**Required work**. Restate every line of the material, word for word.

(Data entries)
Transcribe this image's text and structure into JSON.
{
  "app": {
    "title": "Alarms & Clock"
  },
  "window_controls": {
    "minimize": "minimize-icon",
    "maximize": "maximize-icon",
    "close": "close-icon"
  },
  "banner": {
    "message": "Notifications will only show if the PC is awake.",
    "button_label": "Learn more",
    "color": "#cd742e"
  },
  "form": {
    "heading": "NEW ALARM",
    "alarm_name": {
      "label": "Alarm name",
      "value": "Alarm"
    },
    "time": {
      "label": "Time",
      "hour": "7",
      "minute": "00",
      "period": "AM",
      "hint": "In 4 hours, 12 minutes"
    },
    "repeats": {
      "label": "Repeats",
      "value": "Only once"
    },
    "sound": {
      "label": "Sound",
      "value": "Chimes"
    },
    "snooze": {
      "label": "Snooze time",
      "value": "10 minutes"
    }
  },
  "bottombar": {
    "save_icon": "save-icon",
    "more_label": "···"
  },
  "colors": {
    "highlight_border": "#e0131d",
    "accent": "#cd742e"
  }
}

**Finished exercise**.
Transcribe this image's text and structure into JSON.
{
  "app": {
    "title": "Alarms & Clock"
  },
  "window_controls": {
    "minimize": "minimize-icon",
    "maximize": "maximize-icon",
    "close": "close-icon"
  },
  "banner": {
    "message": "Notifications will only show if the PC is awake.",
    "button_label": "Learn more",
    "color": "#cd742e"
  },
  "form": {
    "heading": "NEW ALARM",
    "alarm_name": {
      "label": "Alarm name",
      "value": "Alarm"
    },
    "time": {
      "label": "Time",
      "hour": "7",
      "minute": "00",
      "period": "AM",
      "hint": "In 4 hours, 12 minutes"
    },
    "repeats": {
      "label": "Repeats",
      "value": "Only once"
    },
    "sound": {
      "label": "Sound",
      "value": "Chimes"
    },
    "snooze": {
      "label": "Snooze time",
      "value": "10 minutes"
    }
  },
  "bottombar": {
    "save_icon": "save-icon",
    "more_label": "···"
  },
  "colors": {
    "highlight_border": "#e0131d",
    "accent": "#cd742e"
  }
}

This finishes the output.